■ **What the exercise asks**:
Could you please retype all of the records exactly, skipping any pictures?

■ **Records supplied**:
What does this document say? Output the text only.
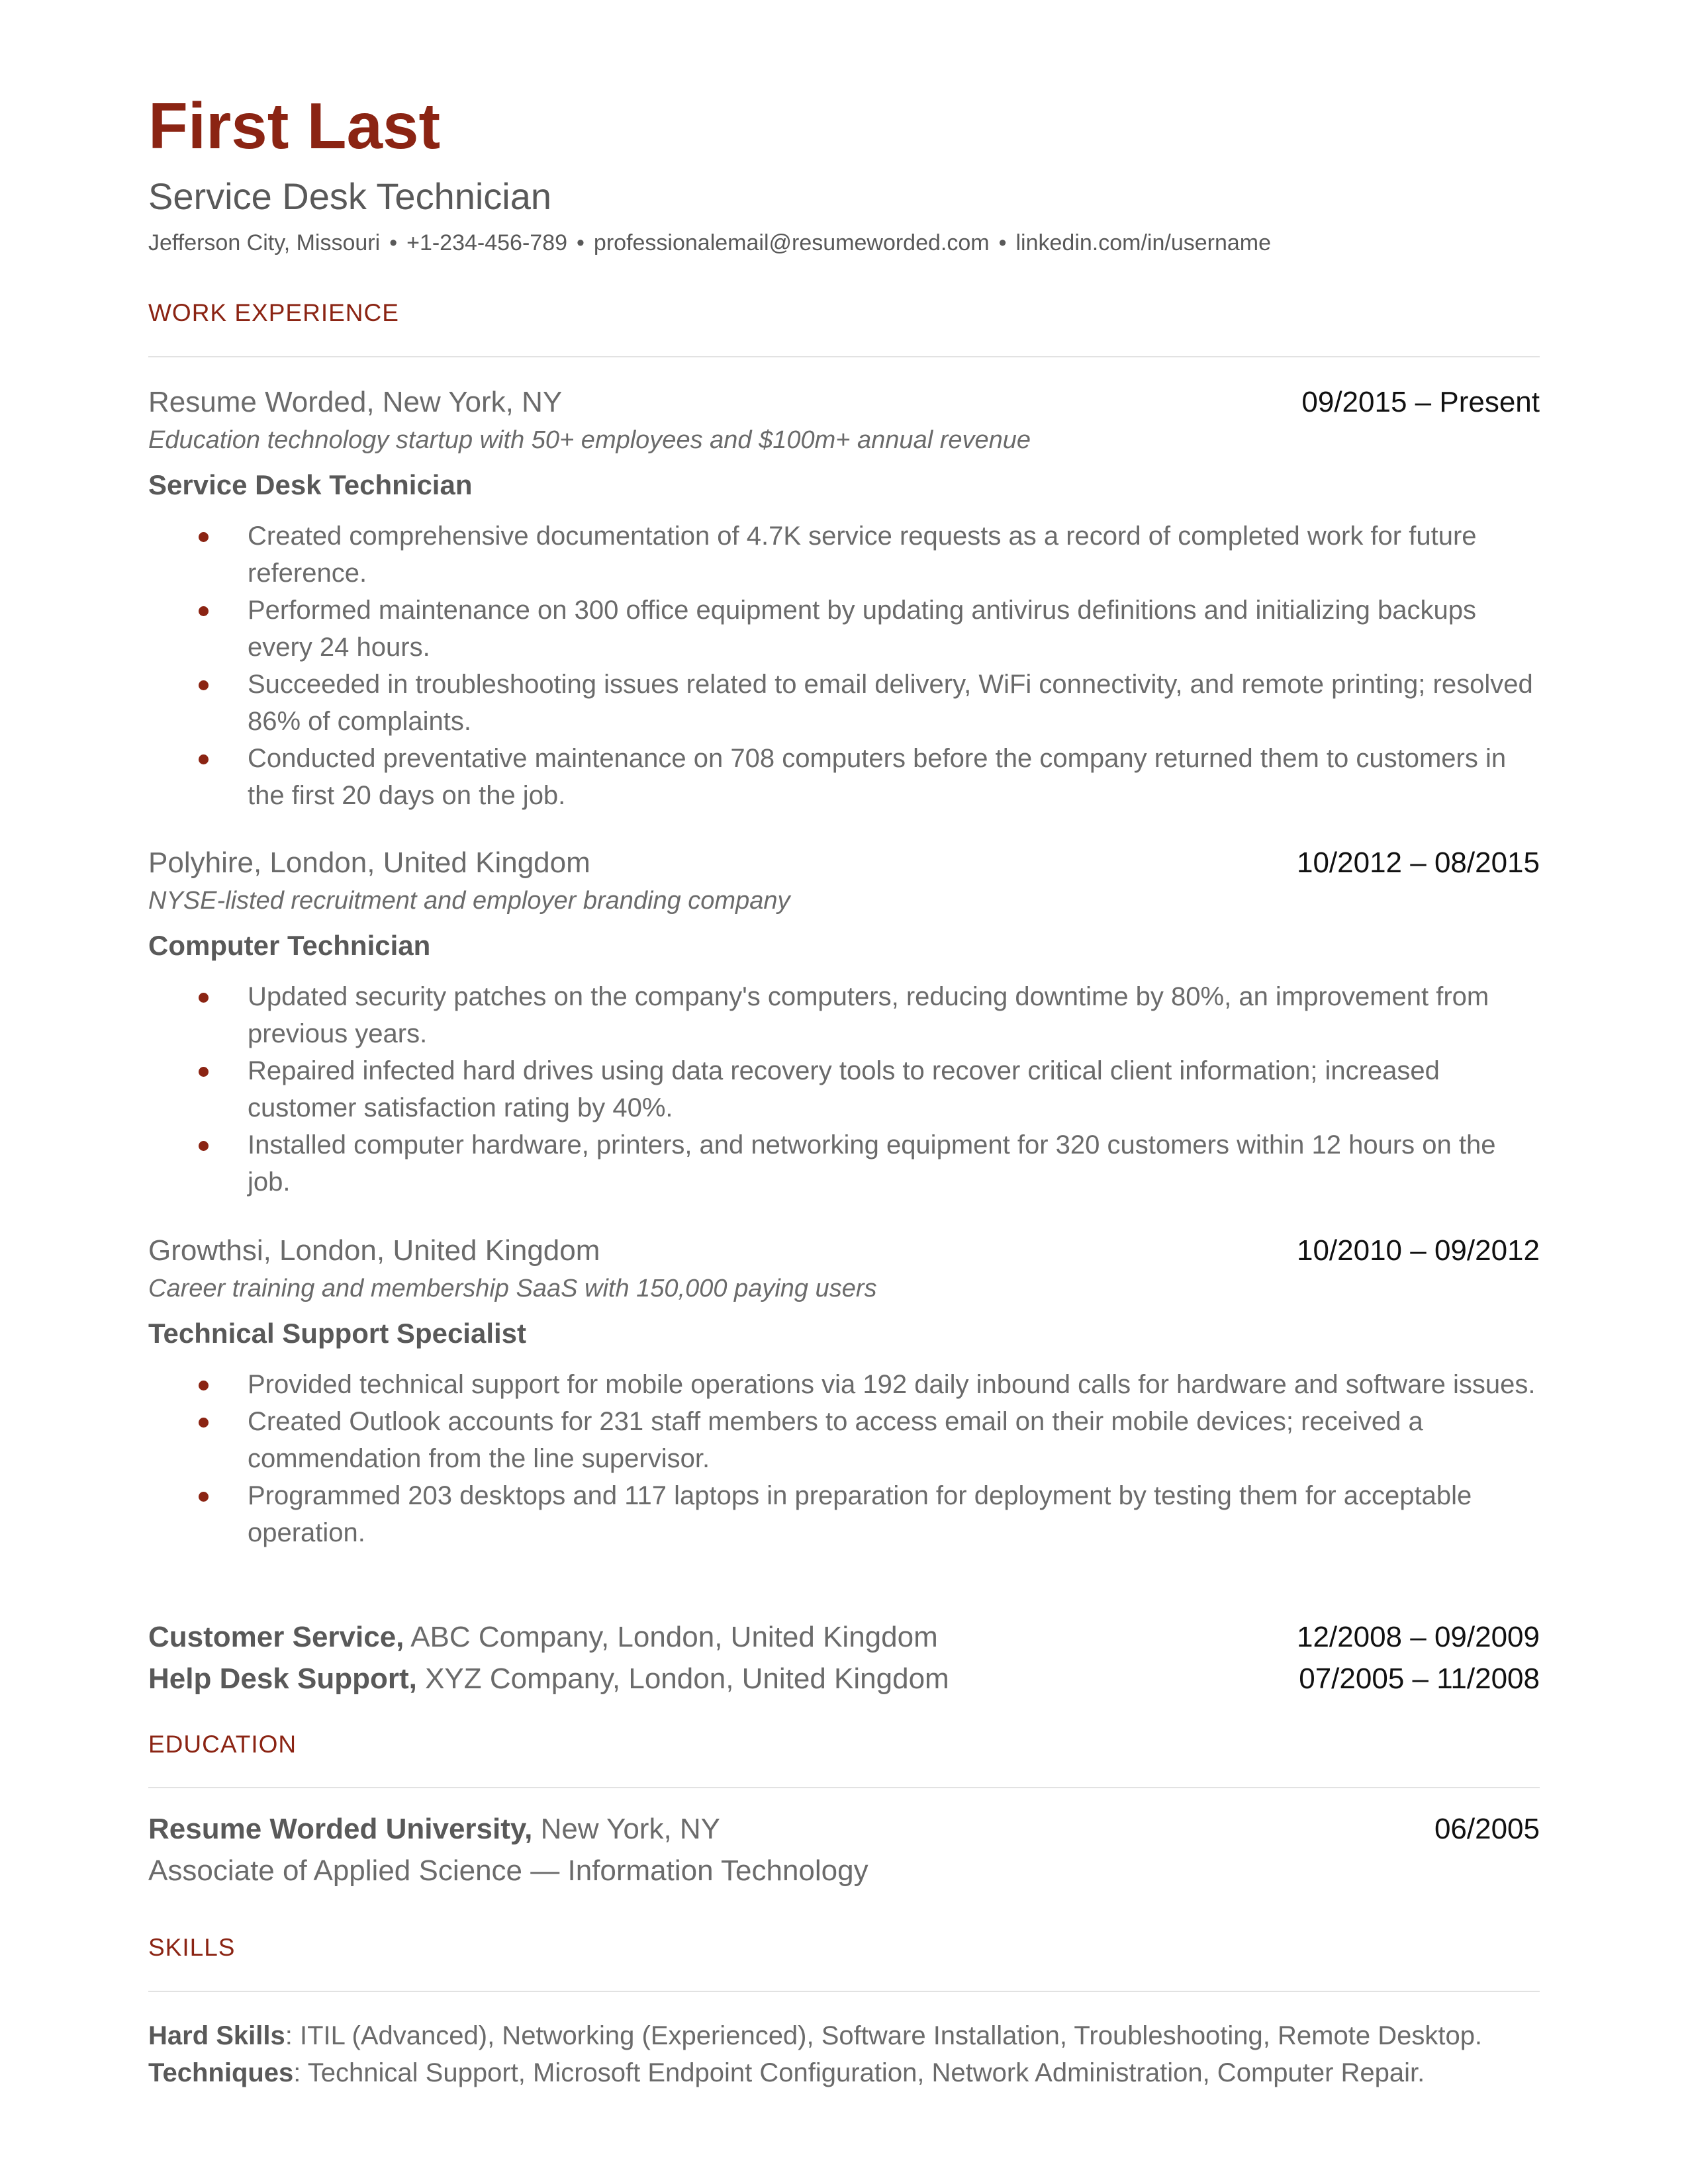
First Last
Service Desk Technician
Jefferson City, Missouri • +1-234-456-789 • professionalemail@resumeworded.com • linkedin.com/in/username
WORK EXPERIENCE
Resume Worded, New York, NY	09/2015 – Present
Education technology startup with 50+ employees and $100m+ annual revenue
Service Desk Technician
Created comprehensive documentation of 4.7K service requests as a record of completed work for future reference.
Performed maintenance on 300 office equipment by updating antivirus definitions and initializing backups every 24 hours.
Succeeded in troubleshooting issues related to email delivery, WiFi connectivity, and remote printing; resolved 86% of complaints.
Conducted preventative maintenance on 708 computers before the company returned them to customers in the first 20 days on the job.
Polyhire, London, United Kingdom	10/2012 – 08/2015
NYSE-listed recruitment and employer branding company
Computer Technician
Updated security patches on the company's computers, reducing downtime by 80%, an improvement from previous years.
Repaired infected hard drives using data recovery tools to recover critical client information; increased customer satisfaction rating by 40%.
Installed computer hardware, printers, and networking equipment for 320 customers within 12 hours on the job.
Growthsi, London, United Kingdom	10/2010 – 09/2012
Career training and membership SaaS with 150,000 paying users
Technical Support Specialist
Provided technical support for mobile operations via 192 daily inbound calls for hardware and software issues.
Created Outlook accounts for 231 staff members to access email on their mobile devices; received a commendation from the line supervisor.
Programmed 203 desktops and 117 laptops in preparation for deployment by testing them for acceptable operation.
Customer Service, ABC Company, London, United Kingdom	12/2008 – 09/2009
Help Desk Support, XYZ Company, London, United Kingdom	07/2005 – 11/2008
EDUCATION
Resume Worded University, New York, NY	06/2005
Associate of Applied Science — Information Technology
SKILLS
Hard Skills: ITIL (Advanced), Networking (Experienced), Software Installation, Troubleshooting, Remote Desktop.
Techniques: Technical Support, Microsoft Endpoint Configuration, Network Administration, Computer Repair.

■ **Result**:
What does this document say? Output the text only.
First Last
Service Desk Technician
Jefferson City, Missouri • +1-234-456-789 • professionalemail@resumeworded.com • linkedin.com/in/username
WORK EXPERIENCE
Resume Worded, New York, NY	09/2015 – Present
Education technology startup with 50+ employees and $100m+ annual revenue
Service Desk Technician
Created comprehensive documentation of 4.7K service requests as a record of completed work for future reference.
Performed maintenance on 300 office equipment by updating antivirus definitions and initializing backups every 24 hours.
Succeeded in troubleshooting issues related to email delivery, WiFi connectivity, and remote printing; resolved 86% of complaints.
Conducted preventative maintenance on 708 computers before the company returned them to customers in the first 20 days on the job.
Polyhire, London, United Kingdom	10/2012 – 08/2015
NYSE-listed recruitment and employer branding company
Computer Technician
Updated security patches on the company's computers, reducing downtime by 80%, an improvement from previous years.
Repaired infected hard drives using data recovery tools to recover critical client information; increased customer satisfaction rating by 40%.
Installed computer hardware, printers, and networking equipment for 320 customers within 12 hours on the job.
Growthsi, London, United Kingdom	10/2010 – 09/2012
Career training and membership SaaS with 150,000 paying users
Technical Support Specialist
Provided technical support for mobile operations via 192 daily inbound calls for hardware and software issues.
Created Outlook accounts for 231 staff members to access email on their mobile devices; received a commendation from the line supervisor.
Programmed 203 desktops and 117 laptops in preparation for deployment by testing them for acceptable operation.
Customer Service, ABC Company, London, United Kingdom	12/2008 – 09/2009
Help Desk Support, XYZ Company, London, United Kingdom	07/2005 – 11/2008
EDUCATION
Resume Worded University, New York, NY	06/2005
Associate of Applied Science — Information Technology
SKILLS
Hard Skills: ITIL (Advanced), Networking (Experienced), Software Installation, Troubleshooting, Remote Desktop.
Techniques: Technical Support, Microsoft Endpoint Configuration, Network Administration, Computer Repair.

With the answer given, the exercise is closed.